-- BEGIN Supplied data --

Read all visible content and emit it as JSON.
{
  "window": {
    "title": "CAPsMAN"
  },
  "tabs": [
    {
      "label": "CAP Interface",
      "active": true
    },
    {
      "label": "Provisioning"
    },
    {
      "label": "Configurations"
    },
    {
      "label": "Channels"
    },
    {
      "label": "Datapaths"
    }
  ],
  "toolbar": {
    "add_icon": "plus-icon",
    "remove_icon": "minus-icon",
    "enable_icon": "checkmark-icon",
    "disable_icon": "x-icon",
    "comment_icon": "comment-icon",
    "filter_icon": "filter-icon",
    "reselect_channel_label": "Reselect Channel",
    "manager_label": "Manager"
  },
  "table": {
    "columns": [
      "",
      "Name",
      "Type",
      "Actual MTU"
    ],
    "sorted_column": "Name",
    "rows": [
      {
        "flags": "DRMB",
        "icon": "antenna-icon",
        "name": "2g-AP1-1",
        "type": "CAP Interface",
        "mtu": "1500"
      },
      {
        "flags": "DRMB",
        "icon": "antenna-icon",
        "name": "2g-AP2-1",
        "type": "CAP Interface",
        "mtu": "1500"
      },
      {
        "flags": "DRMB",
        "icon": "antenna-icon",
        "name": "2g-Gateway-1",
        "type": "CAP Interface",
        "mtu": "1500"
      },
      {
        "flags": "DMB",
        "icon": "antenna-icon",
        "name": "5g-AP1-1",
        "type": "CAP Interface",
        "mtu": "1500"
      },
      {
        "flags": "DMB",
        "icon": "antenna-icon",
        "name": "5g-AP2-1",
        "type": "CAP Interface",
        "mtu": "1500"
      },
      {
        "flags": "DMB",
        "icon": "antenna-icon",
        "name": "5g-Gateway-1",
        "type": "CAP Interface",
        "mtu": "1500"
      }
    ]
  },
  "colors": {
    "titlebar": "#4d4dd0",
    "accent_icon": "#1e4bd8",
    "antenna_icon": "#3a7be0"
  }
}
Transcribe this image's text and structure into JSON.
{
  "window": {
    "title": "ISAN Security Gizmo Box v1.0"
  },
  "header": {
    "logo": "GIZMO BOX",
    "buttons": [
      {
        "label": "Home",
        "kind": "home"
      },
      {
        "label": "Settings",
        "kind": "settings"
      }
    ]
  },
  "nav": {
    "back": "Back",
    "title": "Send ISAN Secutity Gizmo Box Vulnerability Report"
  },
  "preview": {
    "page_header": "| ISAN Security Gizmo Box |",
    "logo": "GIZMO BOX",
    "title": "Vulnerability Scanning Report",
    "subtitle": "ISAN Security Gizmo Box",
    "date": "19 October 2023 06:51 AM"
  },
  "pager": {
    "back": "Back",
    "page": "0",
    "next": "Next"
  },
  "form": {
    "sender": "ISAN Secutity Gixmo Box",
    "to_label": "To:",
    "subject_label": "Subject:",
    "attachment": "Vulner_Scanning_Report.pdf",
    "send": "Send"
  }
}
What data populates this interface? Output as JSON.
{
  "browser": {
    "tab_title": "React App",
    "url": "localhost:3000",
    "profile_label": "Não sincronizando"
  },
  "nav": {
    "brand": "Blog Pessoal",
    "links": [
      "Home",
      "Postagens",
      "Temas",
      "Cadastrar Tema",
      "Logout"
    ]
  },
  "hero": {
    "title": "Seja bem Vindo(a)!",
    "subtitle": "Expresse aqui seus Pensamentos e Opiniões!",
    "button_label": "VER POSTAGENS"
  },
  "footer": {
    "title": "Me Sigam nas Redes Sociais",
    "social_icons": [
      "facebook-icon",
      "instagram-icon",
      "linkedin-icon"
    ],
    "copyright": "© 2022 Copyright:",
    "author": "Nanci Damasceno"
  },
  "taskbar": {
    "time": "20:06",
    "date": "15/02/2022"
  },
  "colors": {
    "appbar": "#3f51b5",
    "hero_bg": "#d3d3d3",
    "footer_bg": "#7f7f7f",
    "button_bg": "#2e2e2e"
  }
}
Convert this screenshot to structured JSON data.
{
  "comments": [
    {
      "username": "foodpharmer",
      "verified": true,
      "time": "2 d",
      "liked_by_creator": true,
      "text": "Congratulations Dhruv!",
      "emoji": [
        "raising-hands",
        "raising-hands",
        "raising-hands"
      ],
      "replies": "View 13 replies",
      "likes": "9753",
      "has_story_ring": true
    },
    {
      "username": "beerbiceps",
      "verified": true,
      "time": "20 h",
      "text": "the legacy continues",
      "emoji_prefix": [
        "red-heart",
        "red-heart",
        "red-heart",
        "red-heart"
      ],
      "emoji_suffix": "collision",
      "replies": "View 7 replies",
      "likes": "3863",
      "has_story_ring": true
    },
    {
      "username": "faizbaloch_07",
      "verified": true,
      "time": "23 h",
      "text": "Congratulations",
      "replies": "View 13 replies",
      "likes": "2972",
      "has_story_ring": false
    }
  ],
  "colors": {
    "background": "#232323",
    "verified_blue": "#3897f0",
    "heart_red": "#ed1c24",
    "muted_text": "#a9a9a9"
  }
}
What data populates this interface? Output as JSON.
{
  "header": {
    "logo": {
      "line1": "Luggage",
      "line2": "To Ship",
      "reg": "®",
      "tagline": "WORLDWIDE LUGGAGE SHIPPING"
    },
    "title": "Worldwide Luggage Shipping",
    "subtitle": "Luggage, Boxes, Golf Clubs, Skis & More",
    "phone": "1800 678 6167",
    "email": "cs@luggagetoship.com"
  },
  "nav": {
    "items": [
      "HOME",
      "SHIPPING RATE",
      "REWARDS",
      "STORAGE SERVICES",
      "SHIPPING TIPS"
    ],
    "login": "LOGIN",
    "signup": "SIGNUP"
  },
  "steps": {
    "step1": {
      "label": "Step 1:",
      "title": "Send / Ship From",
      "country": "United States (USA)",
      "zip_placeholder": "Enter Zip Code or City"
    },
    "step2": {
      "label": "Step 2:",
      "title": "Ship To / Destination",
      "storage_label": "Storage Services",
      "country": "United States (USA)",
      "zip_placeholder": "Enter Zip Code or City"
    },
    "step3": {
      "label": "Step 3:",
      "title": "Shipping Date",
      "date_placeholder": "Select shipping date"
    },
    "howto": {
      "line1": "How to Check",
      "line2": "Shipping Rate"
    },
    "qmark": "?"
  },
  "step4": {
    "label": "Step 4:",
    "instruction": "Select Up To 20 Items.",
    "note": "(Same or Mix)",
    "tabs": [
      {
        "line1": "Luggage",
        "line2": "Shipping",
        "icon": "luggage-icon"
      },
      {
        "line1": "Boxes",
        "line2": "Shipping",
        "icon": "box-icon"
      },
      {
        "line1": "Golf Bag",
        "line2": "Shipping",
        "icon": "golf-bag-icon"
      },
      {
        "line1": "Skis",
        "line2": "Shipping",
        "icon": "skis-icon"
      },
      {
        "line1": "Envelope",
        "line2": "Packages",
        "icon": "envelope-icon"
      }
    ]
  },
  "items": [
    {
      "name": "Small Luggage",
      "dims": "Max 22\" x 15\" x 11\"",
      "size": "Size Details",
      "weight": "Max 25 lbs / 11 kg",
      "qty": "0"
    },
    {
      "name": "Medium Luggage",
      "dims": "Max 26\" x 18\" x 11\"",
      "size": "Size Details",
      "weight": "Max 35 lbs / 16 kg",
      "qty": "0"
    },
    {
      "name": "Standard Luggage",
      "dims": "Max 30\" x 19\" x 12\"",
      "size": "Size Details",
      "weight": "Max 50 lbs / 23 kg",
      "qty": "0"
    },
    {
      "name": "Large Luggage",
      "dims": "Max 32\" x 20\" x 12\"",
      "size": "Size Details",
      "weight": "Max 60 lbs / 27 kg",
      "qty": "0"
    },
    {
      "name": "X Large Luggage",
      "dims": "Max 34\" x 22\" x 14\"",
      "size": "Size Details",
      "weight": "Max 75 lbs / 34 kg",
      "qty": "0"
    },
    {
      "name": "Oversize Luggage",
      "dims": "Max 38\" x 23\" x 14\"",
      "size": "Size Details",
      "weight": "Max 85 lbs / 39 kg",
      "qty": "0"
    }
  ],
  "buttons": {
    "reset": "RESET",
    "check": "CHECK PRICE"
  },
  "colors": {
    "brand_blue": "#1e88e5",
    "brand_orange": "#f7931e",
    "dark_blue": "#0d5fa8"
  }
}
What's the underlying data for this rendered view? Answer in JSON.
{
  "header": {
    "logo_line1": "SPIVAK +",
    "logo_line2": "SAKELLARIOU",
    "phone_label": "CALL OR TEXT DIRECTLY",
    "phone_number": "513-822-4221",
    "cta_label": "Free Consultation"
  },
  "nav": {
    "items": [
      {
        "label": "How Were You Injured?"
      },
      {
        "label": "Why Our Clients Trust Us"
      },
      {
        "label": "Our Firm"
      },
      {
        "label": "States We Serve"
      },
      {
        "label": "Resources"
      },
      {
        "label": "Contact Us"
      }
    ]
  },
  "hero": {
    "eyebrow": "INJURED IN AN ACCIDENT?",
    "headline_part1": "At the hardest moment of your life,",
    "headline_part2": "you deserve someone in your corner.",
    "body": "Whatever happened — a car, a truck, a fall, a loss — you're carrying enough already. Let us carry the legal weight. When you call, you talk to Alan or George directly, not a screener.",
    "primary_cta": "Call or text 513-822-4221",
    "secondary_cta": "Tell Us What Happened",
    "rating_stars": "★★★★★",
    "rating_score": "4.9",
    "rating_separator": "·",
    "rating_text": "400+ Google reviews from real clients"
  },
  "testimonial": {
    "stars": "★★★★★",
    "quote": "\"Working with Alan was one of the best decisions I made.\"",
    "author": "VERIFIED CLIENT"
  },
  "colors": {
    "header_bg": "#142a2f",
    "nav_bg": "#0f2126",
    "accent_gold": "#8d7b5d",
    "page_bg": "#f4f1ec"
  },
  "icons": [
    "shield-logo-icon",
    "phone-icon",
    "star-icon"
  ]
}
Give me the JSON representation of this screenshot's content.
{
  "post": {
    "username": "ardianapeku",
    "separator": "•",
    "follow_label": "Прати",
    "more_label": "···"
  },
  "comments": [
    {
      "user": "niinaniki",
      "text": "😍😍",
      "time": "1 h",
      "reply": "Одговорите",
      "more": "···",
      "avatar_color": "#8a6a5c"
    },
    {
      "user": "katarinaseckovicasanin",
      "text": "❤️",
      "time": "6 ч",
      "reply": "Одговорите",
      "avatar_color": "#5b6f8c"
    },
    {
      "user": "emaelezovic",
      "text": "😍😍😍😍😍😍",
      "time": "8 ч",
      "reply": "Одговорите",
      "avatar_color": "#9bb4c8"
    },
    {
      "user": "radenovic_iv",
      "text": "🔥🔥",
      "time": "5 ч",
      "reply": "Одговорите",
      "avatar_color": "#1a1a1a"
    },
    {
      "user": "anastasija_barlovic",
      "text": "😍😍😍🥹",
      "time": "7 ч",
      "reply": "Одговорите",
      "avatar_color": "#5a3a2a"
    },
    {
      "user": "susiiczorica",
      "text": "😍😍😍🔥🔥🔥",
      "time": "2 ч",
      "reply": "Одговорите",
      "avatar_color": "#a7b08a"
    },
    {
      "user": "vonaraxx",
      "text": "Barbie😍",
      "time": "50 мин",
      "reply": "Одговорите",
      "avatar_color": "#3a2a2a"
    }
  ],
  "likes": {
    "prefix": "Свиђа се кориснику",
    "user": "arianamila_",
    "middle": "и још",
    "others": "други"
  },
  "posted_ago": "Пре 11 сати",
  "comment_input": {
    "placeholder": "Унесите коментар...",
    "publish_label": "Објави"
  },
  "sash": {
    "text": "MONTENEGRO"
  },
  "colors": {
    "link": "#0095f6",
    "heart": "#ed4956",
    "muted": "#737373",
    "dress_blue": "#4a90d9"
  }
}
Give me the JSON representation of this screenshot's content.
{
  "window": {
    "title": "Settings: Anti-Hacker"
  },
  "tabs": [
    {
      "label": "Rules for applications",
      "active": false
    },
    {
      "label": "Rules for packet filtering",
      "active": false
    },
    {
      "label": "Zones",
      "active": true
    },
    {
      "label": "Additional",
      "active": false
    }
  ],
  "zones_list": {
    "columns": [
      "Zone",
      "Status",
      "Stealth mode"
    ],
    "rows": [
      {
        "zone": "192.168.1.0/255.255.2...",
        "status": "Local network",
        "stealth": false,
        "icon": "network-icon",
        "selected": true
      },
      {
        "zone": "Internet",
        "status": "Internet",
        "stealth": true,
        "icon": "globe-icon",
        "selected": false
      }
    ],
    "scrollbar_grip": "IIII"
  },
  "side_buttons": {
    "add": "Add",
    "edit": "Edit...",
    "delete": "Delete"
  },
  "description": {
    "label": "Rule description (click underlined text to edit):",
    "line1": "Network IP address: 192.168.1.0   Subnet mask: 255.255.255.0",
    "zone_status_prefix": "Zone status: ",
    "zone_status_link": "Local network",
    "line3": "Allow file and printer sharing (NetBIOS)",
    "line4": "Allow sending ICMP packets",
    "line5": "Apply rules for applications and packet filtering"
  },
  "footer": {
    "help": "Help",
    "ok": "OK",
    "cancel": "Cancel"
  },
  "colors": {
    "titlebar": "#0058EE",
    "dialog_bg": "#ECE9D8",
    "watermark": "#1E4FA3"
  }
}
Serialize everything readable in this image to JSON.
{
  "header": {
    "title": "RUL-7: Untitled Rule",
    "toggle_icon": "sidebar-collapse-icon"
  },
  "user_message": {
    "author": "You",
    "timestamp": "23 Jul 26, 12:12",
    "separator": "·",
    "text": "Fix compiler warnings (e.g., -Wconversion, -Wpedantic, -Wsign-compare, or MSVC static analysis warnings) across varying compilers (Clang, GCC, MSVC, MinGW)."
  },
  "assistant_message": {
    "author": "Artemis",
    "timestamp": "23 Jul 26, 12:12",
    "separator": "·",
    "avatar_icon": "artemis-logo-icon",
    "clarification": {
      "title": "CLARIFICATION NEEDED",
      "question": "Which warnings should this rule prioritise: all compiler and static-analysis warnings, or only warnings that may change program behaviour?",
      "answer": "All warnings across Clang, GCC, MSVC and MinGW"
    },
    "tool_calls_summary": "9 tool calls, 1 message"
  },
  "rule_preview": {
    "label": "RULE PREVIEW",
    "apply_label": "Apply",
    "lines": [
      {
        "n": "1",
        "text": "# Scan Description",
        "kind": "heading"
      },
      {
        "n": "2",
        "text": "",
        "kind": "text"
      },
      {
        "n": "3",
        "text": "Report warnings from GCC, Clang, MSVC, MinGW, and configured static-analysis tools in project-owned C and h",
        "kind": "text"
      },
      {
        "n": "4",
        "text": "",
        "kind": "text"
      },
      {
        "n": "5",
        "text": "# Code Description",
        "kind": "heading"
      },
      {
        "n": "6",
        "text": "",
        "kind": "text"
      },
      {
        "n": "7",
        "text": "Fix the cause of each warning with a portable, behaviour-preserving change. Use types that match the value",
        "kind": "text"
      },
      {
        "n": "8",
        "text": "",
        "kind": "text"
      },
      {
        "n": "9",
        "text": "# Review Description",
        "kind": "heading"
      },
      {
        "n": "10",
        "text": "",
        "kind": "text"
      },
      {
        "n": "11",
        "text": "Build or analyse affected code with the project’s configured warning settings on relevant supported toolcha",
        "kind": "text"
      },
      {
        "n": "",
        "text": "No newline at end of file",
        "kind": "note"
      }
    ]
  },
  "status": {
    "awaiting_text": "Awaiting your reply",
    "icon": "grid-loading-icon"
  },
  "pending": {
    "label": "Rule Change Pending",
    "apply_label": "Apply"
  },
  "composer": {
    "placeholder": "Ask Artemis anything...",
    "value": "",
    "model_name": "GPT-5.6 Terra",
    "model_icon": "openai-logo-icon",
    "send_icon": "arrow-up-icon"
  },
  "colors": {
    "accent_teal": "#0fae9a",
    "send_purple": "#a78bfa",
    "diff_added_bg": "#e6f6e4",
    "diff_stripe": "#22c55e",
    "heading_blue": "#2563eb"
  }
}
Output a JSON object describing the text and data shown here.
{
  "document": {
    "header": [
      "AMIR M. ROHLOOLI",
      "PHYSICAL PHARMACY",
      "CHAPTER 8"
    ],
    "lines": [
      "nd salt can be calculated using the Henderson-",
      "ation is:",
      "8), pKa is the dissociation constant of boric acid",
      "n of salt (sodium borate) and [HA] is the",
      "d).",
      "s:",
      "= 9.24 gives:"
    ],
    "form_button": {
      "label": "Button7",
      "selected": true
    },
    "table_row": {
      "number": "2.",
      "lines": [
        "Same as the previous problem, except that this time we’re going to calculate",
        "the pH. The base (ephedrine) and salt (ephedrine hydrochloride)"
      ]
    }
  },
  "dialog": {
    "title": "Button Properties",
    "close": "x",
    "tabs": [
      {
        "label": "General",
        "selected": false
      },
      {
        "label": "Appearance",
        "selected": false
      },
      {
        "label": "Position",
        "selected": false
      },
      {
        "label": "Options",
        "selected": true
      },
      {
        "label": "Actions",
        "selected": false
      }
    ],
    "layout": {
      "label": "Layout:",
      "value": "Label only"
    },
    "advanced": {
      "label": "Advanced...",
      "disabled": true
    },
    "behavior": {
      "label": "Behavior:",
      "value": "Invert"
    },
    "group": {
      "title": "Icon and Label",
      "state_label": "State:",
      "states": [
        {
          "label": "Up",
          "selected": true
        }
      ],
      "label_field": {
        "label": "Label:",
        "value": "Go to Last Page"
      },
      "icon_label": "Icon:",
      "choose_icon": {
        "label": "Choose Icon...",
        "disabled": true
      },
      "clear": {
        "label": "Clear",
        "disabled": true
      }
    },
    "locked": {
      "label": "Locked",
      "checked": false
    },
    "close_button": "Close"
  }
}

-- END Supplied data --

- **What you should do**: Each line that contains the word "analysis" counts toward the total; give only that total.

- **Full solution**: 3